#### TASK REQUIREMENTS:
Please copy out the items word for word, beginning at the first line of the items and stopping after the line that contains "236, 815, 285]".

#### EXTRACTED RECORDS:
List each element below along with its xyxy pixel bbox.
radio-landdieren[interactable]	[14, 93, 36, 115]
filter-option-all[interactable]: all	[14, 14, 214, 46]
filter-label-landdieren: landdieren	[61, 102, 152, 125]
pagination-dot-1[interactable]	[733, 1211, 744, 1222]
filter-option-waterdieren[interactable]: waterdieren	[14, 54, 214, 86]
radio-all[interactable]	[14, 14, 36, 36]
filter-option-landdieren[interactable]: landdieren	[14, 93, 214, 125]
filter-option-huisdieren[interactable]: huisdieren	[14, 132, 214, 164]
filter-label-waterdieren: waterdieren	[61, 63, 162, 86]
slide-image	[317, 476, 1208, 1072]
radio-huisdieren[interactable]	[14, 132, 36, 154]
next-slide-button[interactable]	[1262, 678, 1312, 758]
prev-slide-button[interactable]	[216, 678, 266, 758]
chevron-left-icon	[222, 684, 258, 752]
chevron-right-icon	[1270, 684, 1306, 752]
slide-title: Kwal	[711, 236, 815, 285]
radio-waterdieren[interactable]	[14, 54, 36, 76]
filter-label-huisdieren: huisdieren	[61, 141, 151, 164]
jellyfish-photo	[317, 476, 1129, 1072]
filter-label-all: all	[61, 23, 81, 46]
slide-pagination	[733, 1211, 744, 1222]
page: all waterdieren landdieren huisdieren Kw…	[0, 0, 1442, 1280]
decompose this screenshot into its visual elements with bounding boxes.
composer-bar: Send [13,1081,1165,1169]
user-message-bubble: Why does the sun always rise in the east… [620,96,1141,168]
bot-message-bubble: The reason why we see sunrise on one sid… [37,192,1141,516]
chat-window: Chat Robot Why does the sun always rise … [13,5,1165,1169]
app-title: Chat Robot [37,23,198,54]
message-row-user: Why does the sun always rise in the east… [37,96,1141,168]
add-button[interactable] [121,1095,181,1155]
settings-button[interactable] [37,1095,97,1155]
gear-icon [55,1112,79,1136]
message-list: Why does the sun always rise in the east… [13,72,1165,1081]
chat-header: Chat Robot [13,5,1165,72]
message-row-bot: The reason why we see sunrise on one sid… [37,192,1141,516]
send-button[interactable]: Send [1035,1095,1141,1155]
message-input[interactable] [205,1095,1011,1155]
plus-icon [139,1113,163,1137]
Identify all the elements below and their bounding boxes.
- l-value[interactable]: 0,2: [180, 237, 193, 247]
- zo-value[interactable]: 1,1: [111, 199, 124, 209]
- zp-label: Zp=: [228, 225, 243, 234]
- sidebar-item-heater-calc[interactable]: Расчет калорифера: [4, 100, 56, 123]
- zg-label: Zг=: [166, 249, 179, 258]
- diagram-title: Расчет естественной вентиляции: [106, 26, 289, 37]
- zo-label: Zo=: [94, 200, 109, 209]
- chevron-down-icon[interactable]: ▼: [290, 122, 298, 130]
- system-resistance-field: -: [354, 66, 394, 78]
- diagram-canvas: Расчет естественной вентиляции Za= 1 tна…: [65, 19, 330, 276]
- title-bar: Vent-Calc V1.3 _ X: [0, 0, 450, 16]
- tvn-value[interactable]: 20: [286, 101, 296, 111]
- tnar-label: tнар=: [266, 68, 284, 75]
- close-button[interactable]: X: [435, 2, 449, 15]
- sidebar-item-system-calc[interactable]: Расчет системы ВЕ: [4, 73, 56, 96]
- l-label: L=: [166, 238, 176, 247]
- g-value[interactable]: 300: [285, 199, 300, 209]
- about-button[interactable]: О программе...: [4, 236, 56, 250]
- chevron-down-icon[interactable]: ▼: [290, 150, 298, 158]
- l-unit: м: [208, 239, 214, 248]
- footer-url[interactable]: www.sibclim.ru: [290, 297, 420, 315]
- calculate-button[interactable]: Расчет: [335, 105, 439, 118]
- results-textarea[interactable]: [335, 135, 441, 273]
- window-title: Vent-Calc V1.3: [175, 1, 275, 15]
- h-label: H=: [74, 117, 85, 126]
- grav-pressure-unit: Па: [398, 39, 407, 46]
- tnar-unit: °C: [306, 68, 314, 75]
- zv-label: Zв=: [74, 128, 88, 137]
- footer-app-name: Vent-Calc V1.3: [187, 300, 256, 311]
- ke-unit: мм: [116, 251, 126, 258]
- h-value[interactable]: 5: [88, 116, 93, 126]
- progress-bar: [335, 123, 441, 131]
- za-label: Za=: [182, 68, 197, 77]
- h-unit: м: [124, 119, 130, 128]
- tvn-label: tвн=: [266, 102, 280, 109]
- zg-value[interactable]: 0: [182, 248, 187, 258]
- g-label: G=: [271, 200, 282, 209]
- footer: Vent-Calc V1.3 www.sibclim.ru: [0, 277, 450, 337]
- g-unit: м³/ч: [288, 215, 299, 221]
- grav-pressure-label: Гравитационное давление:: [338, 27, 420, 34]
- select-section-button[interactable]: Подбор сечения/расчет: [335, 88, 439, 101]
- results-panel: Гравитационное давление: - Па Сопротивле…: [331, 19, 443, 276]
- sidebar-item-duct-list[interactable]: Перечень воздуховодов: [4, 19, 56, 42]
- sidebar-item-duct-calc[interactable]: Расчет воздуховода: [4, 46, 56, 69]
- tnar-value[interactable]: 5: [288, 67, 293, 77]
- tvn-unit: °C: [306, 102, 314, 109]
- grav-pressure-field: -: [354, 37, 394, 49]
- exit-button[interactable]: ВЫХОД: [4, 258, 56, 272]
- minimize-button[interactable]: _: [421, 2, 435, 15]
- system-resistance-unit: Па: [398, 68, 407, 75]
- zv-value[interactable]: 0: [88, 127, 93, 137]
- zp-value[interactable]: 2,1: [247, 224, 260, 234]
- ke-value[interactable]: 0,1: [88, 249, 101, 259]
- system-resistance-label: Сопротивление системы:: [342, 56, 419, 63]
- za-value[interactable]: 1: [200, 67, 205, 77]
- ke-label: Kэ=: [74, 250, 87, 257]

#### WORKED ANSWER:
List each element below along with its xyxy pixel bbox.
radio-landdieren[interactable]	[14, 93, 36, 115]
filter-option-all[interactable]: all	[14, 14, 214, 46]
filter-label-landdieren: landdieren	[61, 102, 152, 125]
pagination-dot-1[interactable]	[733, 1211, 744, 1222]
filter-option-waterdieren[interactable]: waterdieren	[14, 54, 214, 86]
radio-all[interactable]	[14, 14, 36, 36]
filter-option-landdieren[interactable]: landdieren	[14, 93, 214, 125]
filter-option-huisdieren[interactable]: huisdieren	[14, 132, 214, 164]
filter-label-waterdieren: waterdieren	[61, 63, 162, 86]
slide-image	[317, 476, 1208, 1072]
radio-huisdieren[interactable]	[14, 132, 36, 154]
next-slide-button[interactable]	[1262, 678, 1312, 758]
prev-slide-button[interactable]	[216, 678, 266, 758]
chevron-left-icon	[222, 684, 258, 752]
chevron-right-icon	[1270, 684, 1306, 752]
slide-title: Kwal	[711, 236, 815, 285]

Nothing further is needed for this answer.